#### DO THIS:
The data below must be copied in full and without any change.

------------

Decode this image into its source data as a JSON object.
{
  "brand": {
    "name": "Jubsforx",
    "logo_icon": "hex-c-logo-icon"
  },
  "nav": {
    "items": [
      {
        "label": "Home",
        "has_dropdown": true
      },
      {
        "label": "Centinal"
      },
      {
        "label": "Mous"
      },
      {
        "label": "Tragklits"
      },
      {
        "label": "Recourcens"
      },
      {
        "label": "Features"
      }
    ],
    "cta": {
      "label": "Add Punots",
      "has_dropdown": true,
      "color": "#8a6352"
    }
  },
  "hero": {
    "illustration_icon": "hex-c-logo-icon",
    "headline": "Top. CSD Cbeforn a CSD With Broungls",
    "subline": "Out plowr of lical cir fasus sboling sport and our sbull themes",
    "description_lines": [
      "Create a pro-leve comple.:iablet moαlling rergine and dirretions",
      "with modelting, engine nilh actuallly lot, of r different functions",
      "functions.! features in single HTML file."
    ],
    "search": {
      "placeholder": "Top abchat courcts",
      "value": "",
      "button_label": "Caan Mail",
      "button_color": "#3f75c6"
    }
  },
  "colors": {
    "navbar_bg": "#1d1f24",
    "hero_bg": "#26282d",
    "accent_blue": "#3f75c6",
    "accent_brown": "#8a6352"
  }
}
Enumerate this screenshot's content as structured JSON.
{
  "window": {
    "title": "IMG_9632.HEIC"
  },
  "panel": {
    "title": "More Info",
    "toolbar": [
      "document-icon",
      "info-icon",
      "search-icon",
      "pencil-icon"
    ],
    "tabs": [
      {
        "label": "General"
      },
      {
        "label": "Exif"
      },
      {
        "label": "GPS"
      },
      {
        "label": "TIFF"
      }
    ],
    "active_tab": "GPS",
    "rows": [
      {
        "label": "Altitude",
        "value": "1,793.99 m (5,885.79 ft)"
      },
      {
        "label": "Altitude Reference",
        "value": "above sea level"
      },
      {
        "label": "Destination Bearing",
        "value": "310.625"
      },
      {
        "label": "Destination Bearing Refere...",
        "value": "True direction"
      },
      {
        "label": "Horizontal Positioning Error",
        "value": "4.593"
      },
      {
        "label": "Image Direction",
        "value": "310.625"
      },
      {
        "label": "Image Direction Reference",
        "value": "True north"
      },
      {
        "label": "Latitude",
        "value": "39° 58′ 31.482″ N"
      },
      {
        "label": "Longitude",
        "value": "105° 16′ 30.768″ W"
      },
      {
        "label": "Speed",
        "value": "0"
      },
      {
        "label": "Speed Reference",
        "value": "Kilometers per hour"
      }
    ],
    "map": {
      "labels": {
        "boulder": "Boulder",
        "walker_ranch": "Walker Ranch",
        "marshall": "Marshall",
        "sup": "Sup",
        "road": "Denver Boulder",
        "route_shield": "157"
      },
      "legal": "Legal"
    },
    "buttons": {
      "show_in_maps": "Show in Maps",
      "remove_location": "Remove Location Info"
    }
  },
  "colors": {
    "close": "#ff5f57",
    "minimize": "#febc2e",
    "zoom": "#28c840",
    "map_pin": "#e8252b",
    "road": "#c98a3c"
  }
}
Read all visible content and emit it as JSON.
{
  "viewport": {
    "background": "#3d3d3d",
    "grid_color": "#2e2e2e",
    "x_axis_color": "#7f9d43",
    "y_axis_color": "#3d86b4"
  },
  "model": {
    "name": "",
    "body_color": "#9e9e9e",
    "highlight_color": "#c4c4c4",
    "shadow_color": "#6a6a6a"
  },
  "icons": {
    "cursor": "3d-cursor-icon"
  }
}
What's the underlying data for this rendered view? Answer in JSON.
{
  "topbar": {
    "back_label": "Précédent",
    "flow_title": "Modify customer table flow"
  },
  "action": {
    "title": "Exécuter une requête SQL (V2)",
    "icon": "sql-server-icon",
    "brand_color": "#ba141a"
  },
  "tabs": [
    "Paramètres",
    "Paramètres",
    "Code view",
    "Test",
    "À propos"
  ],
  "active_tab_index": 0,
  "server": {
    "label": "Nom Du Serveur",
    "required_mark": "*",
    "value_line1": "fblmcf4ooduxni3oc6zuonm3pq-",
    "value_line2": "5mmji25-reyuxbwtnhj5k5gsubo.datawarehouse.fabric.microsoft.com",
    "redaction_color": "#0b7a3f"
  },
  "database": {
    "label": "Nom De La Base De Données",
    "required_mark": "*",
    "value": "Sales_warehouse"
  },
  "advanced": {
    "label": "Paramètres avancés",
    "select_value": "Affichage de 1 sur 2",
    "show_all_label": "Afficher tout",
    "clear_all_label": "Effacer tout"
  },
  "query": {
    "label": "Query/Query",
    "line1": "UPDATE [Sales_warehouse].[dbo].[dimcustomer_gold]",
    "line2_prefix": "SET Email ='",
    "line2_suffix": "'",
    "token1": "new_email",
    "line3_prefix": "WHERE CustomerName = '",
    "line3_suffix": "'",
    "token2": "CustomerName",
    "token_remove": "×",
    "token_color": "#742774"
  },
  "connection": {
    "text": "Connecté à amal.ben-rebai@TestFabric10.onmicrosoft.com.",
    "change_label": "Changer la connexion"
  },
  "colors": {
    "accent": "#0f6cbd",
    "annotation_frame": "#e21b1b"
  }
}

------------

#### CORRECT RESPONSE:
Decode this image into its source data as a JSON object.
{
  "brand": {
    "name": "Jubsforx",
    "logo_icon": "hex-c-logo-icon"
  },
  "nav": {
    "items": [
      {
        "label": "Home",
        "has_dropdown": true
      },
      {
        "label": "Centinal"
      },
      {
        "label": "Mous"
      },
      {
        "label": "Tragklits"
      },
      {
        "label": "Recourcens"
      },
      {
        "label": "Features"
      }
    ],
    "cta": {
      "label": "Add Punots",
      "has_dropdown": true,
      "color": "#8a6352"
    }
  },
  "hero": {
    "illustration_icon": "hex-c-logo-icon",
    "headline": "Top. CSD Cbeforn a CSD With Broungls",
    "subline": "Out plowr of lical cir fasus sboling sport and our sbull themes",
    "description_lines": [
      "Create a pro-leve comple.:iablet moαlling rergine and dirretions",
      "with modelting, engine nilh actuallly lot, of r different functions",
      "functions.! features in single HTML file."
    ],
    "search": {
      "placeholder": "Top abchat courcts",
      "value": "",
      "button_label": "Caan Mail",
      "button_color": "#3f75c6"
    }
  },
  "colors": {
    "navbar_bg": "#1d1f24",
    "hero_bg": "#26282d",
    "accent_blue": "#3f75c6",
    "accent_brown": "#8a6352"
  }
}
Enumerate this screenshot's content as structured JSON.
{
  "window": {
    "title": "IMG_9632.HEIC"
  },
  "panel": {
    "title": "More Info",
    "toolbar": [
      "document-icon",
      "info-icon",
      "search-icon",
      "pencil-icon"
    ],
    "tabs": [
      {
        "label": "General"
      },
      {
        "label": "Exif"
      },
      {
        "label": "GPS"
      },
      {
        "label": "TIFF"
      }
    ],
    "active_tab": "GPS",
    "rows": [
      {
        "label": "Altitude",
        "value": "1,793.99 m (5,885.79 ft)"
      },
      {
        "label": "Altitude Reference",
        "value": "above sea level"
      },
      {
        "label": "Destination Bearing",
        "value": "310.625"
      },
      {
        "label": "Destination Bearing Refere...",
        "value": "True direction"
      },
      {
        "label": "Horizontal Positioning Error",
        "value": "4.593"
      },
      {
        "label": "Image Direction",
        "value": "310.625"
      },
      {
        "label": "Image Direction Reference",
        "value": "True north"
      },
      {
        "label": "Latitude",
        "value": "39° 58′ 31.482″ N"
      },
      {
        "label": "Longitude",
        "value": "105° 16′ 30.768″ W"
      },
      {
        "label": "Speed",
        "value": "0"
      },
      {
        "label": "Speed Reference",
        "value": "Kilometers per hour"
      }
    ],
    "map": {
      "labels": {
        "boulder": "Boulder",
        "walker_ranch": "Walker Ranch",
        "marshall": "Marshall",
        "sup": "Sup",
        "road": "Denver Boulder",
        "route_shield": "157"
      },
      "legal": "Legal"
    },
    "buttons": {
      "show_in_maps": "Show in Maps",
      "remove_location": "Remove Location Info"
    }
  },
  "colors": {
    "close": "#ff5f57",
    "minimize": "#febc2e",
    "zoom": "#28c840",
    "map_pin": "#e8252b",
    "road": "#c98a3c"
  }
}
Read all visible content and emit it as JSON.
{
  "viewport": {
    "background": "#3d3d3d",
    "grid_color": "#2e2e2e",
    "x_axis_color": "#7f9d43",
    "y_axis_color": "#3d86b4"
  },
  "model": {
    "name": "",
    "body_color": "#9e9e9e",
    "highlight_color": "#c4c4c4",
    "shadow_color": "#6a6a6a"
  },
  "icons": {
    "cursor": "3d-cursor-icon"
  }
}
What's the underlying data for this rendered view? Answer in JSON.
{
  "topbar": {
    "back_label": "Précédent",
    "flow_title": "Modify customer table flow"
  },
  "action": {
    "title": "Exécuter une requête SQL (V2)",
    "icon": "sql-server-icon",
    "brand_color": "#ba141a"
  },
  "tabs": [
    "Paramètres",
    "Paramètres",
    "Code view",
    "Test",
    "À propos"
  ],
  "active_tab_index": 0,
  "server": {
    "label": "Nom Du Serveur",
    "required_mark": "*",
    "value_line1": "fblmcf4ooduxni3oc6zuonm3pq-",
    "value_line2": "5mmji25-reyuxbwtnhj5k5gsubo.datawarehouse.fabric.microsoft.com",
    "redaction_color": "#0b7a3f"
  },
  "database": {
    "label": "Nom De La Base De Données",
    "required_mark": "*",
    "value": "Sales_warehouse"
  },
  "advanced": {
    "label": "Paramètres avancés",
    "select_value": "Affichage de 1 sur 2",
    "show_all_label": "Afficher tout",
    "clear_all_label": "Effacer tout"
  },
  "query": {
    "label": "Query/Query",
    "line1": "UPDATE [Sales_warehouse].[dbo].[dimcustomer_gold]",
    "line2_prefix": "SET Email ='",
    "line2_suffix": "'",
    "token1": "new_email",
    "line3_prefix": "WHERE CustomerName = '",
    "line3_suffix": "'",
    "token2": "CustomerName",
    "token_remove": "×",
    "token_color": "#742774"
  },
  "connection": {
    "text": "Connecté à amal.ben-rebai@TestFabric10.onmicrosoft.com.",
    "change_label": "Changer la connexion"
  },
  "colors": {
    "accent": "#0f6cbd",
    "annotation_frame": "#e21b1b"
  }
}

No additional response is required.